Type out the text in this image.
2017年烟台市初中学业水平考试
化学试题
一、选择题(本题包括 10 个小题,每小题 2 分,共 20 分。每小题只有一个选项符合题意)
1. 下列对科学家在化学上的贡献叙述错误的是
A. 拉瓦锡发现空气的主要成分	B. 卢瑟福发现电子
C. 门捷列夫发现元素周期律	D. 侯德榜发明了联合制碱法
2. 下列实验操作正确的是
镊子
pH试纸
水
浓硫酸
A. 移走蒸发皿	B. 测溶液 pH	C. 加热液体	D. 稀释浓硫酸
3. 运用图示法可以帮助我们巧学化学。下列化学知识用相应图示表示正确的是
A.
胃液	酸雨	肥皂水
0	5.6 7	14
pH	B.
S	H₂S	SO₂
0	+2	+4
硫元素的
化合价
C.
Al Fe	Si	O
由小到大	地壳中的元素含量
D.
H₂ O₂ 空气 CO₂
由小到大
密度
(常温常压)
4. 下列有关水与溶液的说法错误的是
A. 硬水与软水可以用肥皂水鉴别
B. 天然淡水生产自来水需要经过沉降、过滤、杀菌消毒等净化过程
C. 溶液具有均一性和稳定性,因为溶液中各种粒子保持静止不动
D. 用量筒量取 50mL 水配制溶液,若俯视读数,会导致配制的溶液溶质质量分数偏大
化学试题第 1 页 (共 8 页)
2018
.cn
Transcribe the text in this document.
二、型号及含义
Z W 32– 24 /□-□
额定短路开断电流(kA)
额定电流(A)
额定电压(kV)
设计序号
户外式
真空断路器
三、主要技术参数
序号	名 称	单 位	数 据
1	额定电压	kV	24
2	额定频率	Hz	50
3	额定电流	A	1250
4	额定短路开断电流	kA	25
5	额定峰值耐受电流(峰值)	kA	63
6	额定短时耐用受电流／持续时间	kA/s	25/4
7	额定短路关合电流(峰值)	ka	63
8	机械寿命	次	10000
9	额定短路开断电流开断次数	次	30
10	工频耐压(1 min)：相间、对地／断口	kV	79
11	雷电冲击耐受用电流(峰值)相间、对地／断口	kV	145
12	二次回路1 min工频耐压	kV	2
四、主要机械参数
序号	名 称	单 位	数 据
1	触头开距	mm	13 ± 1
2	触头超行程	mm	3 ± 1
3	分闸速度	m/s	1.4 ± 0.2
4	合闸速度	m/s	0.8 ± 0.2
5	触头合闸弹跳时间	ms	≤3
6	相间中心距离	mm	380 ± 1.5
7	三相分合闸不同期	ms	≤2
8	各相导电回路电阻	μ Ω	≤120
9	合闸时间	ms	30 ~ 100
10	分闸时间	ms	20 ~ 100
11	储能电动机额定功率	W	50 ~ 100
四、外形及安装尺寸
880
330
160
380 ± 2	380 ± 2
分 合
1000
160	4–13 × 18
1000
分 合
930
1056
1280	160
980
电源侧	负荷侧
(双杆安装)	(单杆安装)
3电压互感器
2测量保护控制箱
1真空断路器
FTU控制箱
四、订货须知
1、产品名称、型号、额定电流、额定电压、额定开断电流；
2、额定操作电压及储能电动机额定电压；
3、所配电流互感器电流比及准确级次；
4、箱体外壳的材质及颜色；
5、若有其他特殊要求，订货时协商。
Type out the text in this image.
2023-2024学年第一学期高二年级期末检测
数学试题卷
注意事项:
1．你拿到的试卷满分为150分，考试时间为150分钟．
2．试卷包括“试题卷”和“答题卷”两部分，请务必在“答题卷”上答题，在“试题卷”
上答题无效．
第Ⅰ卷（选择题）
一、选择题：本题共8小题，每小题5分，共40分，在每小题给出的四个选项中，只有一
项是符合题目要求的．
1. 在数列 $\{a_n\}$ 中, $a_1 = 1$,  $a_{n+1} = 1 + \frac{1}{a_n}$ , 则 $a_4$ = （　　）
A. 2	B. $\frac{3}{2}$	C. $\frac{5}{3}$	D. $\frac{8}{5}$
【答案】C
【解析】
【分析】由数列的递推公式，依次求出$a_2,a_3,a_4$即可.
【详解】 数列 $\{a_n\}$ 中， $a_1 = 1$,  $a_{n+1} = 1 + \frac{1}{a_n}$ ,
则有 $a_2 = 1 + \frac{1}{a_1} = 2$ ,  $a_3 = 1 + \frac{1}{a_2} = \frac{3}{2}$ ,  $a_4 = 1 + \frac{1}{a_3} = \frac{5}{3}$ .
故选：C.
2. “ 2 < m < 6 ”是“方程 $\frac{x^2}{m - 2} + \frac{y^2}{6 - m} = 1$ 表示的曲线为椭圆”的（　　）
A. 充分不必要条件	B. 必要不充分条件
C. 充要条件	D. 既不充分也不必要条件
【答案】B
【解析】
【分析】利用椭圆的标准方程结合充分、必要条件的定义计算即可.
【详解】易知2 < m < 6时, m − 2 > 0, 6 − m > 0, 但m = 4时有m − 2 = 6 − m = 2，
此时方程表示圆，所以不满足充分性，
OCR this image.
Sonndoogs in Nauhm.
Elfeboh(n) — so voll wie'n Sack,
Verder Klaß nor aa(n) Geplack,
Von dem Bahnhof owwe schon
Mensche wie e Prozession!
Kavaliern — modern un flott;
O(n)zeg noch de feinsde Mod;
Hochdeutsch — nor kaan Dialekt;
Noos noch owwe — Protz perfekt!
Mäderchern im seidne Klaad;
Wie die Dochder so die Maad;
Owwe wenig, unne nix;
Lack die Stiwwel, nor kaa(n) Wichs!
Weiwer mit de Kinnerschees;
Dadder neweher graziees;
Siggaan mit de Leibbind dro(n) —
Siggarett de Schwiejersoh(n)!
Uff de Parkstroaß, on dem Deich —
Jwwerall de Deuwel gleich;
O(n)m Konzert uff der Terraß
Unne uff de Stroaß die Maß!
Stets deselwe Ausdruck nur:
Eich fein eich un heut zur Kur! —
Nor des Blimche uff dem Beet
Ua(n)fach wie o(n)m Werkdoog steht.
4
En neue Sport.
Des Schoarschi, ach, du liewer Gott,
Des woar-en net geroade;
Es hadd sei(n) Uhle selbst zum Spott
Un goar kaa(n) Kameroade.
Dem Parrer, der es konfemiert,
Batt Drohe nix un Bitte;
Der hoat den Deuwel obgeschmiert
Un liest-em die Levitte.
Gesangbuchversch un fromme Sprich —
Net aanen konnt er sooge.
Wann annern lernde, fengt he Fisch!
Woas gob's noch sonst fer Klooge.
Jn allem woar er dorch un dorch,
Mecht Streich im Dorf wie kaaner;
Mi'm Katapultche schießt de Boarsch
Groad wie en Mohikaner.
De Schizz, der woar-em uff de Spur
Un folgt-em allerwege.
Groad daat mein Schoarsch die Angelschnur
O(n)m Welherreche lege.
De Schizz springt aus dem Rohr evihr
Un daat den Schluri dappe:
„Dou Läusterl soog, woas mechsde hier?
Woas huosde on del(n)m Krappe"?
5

* * *

_Exercise task_
Every line above should be written out again exactly as it stands.

_Response to the task_
Type out the text in this image.
2017年烟台市初中学业水平考试
化学试题
一、选择题(本题包括 10 个小题,每小题 2 分,共 20 分。每小题只有一个选项符合题意)
1. 下列对科学家在化学上的贡献叙述错误的是
A. 拉瓦锡发现空气的主要成分	B. 卢瑟福发现电子
C. 门捷列夫发现元素周期律	D. 侯德榜发明了联合制碱法
2. 下列实验操作正确的是
镊子
pH试纸
水
浓硫酸
A. 移走蒸发皿	B. 测溶液 pH	C. 加热液体	D. 稀释浓硫酸
3. 运用图示法可以帮助我们巧学化学。下列化学知识用相应图示表示正确的是
A.
胃液	酸雨	肥皂水
0	5.6 7	14
pH	B.
S	H₂S	SO₂
0	+2	+4
硫元素的
化合价
C.
Al Fe	Si	O
由小到大	地壳中的元素含量
D.
H₂ O₂ 空气 CO₂
由小到大
密度
(常温常压)
4. 下列有关水与溶液的说法错误的是
A. 硬水与软水可以用肥皂水鉴别
B. 天然淡水生产自来水需要经过沉降、过滤、杀菌消毒等净化过程
C. 溶液具有均一性和稳定性,因为溶液中各种粒子保持静止不动
D. 用量筒量取 50mL 水配制溶液,若俯视读数,会导致配制的溶液溶质质量分数偏大
化学试题第 1 页 (共 8 页)
2018
.cn
Transcribe the text in this document.
二、型号及含义
Z W 32– 24 /□-□
额定短路开断电流(kA)
额定电流(A)
额定电压(kV)
设计序号
户外式
真空断路器
三、主要技术参数
序号	名 称	单 位	数 据
1	额定电压	kV	24
2	额定频率	Hz	50
3	额定电流	A	1250
4	额定短路开断电流	kA	25
5	额定峰值耐受电流(峰值)	kA	63
6	额定短时耐用受电流／持续时间	kA/s	25/4
7	额定短路关合电流(峰值)	ka	63
8	机械寿命	次	10000
9	额定短路开断电流开断次数	次	30
10	工频耐压(1 min)：相间、对地／断口	kV	79
11	雷电冲击耐受用电流(峰值)相间、对地／断口	kV	145
12	二次回路1 min工频耐压	kV	2
四、主要机械参数
序号	名 称	单 位	数 据
1	触头开距	mm	13 ± 1
2	触头超行程	mm	3 ± 1
3	分闸速度	m/s	1.4 ± 0.2
4	合闸速度	m/s	0.8 ± 0.2
5	触头合闸弹跳时间	ms	≤3
6	相间中心距离	mm	380 ± 1.5
7	三相分合闸不同期	ms	≤2
8	各相导电回路电阻	μ Ω	≤120
9	合闸时间	ms	30 ~ 100
10	分闸时间	ms	20 ~ 100
11	储能电动机额定功率	W	50 ~ 100
四、外形及安装尺寸
880
330
160
380 ± 2	380 ± 2
分 合
1000
160	4–13 × 18
1000
分 合
930
1056
1280	160
980
电源侧	负荷侧
(双杆安装)	(单杆安装)
3电压互感器
2测量保护控制箱
1真空断路器
FTU控制箱
四、订货须知
1、产品名称、型号、额定电流、额定电压、额定开断电流；
2、额定操作电压及储能电动机额定电压；
3、所配电流互感器电流比及准确级次；
4、箱体外壳的材质及颜色；
5、若有其他特殊要求，订货时协商。
Type out the text in this image.
2023-2024学年第一学期高二年级期末检测
数学试题卷
注意事项:
1．你拿到的试卷满分为150分，考试时间为150分钟．
2．试卷包括“试题卷”和“答题卷”两部分，请务必在“答题卷”上答题，在“试题卷”
上答题无效．
第Ⅰ卷（选择题）
一、选择题：本题共8小题，每小题5分，共40分，在每小题给出的四个选项中，只有一
项是符合题目要求的．
1. 在数列 $\{a_n\}$ 中, $a_1 = 1$,  $a_{n+1} = 1 + \frac{1}{a_n}$ , 则 $a_4$ = （　　）
A. 2	B. $\frac{3}{2}$	C. $\frac{5}{3}$	D. $\frac{8}{5}$
【答案】C
【解析】
【分析】由数列的递推公式，依次求出$a_2,a_3,a_4$即可.
【详解】 数列 $\{a_n\}$ 中， $a_1 = 1$,  $a_{n+1} = 1 + \frac{1}{a_n}$ ,
则有 $a_2 = 1 + \frac{1}{a_1} = 2$ ,  $a_3 = 1 + \frac{1}{a_2} = \frac{3}{2}$ ,  $a_4 = 1 + \frac{1}{a_3} = \frac{5}{3}$ .
故选：C.
2. “ 2 < m < 6 ”是“方程 $\frac{x^2}{m - 2} + \frac{y^2}{6 - m} = 1$ 表示的曲线为椭圆”的（　　）
A. 充分不必要条件	B. 必要不充分条件
C. 充要条件	D. 既不充分也不必要条件
【答案】B
【解析】
【分析】利用椭圆的标准方程结合充分、必要条件的定义计算即可.
【详解】易知2 < m < 6时, m − 2 > 0, 6 − m > 0, 但m = 4时有m − 2 = 6 − m = 2，
此时方程表示圆，所以不满足充分性，
OCR this image.
Sonndoogs in Nauhm.
Elfeboh(n) — so voll wie'n Sack,
Verder Klaß nor aa(n) Geplack,
Von dem Bahnhof owwe schon
Mensche wie e Prozession!
Kavaliern — modern un flott;
O(n)zeg noch de feinsde Mod;
Hochdeutsch — nor kaan Dialekt;
Noos noch owwe — Protz perfekt!
Mäderchern im seidne Klaad;
Wie die Dochder so die Maad;
Owwe wenig, unne nix;
Lack die Stiwwel, nor kaa(n) Wichs!
Weiwer mit de Kinnerschees;
Dadder neweher graziees;
Siggaan mit de Leibbind dro(n) —
Siggarett de Schwiejersoh(n)!
Uff de Parkstroaß, on dem Deich —
Jwwerall de Deuwel gleich;
O(n)m Konzert uff der Terraß
Unne uff de Stroaß die Maß!
Stets deselwe Ausdruck nur:
Eich fein eich un heut zur Kur! —
Nor des Blimche uff dem Beet
Ua(n)fach wie o(n)m Werkdoog steht.
4
En neue Sport.
Des Schoarschi, ach, du liewer Gott,
Des woar-en net geroade;
Es hadd sei(n) Uhle selbst zum Spott
Un goar kaa(n) Kameroade.
Dem Parrer, der es konfemiert,
Batt Drohe nix un Bitte;
Der hoat den Deuwel obgeschmiert
Un liest-em die Levitte.
Gesangbuchversch un fromme Sprich —
Net aanen konnt er sooge.
Wann annern lernde, fengt he Fisch!
Woas gob's noch sonst fer Klooge.
Jn allem woar er dorch un dorch,
Mecht Streich im Dorf wie kaaner;
Mi'm Katapultche schießt de Boarsch
Groad wie en Mohikaner.
De Schizz, der woar-em uff de Spur
Un folgt-em allerwege.
Groad daat mein Schoarsch die Angelschnur
O(n)m Welherreche lege.
De Schizz springt aus dem Rohr evihr
Un daat den Schluri dappe:
„Dou Läusterl soog, woas mechsde hier?
Woas huosde on del(n)m Krappe"?
5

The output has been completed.